§ What is required: Gather from the listing below each line that includes the word "customer", and copy it.

Saved entries:
* START *

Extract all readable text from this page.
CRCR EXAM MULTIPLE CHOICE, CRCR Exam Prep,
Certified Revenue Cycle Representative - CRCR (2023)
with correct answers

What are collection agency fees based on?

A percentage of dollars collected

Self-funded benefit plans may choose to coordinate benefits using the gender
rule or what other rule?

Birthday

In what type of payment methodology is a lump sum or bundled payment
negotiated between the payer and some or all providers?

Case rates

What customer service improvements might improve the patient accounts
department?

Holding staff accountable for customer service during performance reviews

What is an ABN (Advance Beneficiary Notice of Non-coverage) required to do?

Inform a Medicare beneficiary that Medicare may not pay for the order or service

* END *
* START *

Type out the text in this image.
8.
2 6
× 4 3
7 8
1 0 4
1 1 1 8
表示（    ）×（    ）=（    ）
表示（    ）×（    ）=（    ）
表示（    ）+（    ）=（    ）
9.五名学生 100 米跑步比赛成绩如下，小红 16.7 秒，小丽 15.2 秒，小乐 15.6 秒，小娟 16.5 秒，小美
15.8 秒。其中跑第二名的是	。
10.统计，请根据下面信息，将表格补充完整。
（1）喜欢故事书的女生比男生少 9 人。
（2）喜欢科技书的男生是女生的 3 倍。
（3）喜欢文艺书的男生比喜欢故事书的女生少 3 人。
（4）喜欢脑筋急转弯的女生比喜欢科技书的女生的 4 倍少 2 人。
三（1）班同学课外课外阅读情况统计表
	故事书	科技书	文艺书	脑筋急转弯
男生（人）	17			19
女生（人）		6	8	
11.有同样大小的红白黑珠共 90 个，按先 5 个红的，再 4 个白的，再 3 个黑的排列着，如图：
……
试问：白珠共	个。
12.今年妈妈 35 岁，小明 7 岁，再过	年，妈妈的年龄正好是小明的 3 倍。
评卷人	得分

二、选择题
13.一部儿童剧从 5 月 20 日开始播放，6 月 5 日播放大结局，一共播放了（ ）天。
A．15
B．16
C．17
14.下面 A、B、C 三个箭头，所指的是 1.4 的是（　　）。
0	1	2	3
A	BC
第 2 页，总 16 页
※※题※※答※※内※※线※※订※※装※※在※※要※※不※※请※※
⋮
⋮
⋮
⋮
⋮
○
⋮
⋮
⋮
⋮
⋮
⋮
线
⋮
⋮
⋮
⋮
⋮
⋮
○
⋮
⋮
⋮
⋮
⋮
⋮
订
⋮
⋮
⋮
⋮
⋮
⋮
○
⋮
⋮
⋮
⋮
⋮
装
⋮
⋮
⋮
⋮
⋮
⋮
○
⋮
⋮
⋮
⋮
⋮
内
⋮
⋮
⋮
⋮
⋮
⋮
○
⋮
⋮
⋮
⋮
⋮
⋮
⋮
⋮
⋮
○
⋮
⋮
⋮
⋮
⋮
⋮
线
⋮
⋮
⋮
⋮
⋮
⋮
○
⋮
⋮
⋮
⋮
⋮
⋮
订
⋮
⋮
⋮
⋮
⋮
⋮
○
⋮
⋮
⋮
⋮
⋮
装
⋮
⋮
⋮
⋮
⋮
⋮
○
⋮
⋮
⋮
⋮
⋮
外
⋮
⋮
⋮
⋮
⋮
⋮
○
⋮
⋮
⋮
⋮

* END *

§ Written solution:
What customer service improvements might improve the patient accounts
Holding staff accountable for customer service during performance reviews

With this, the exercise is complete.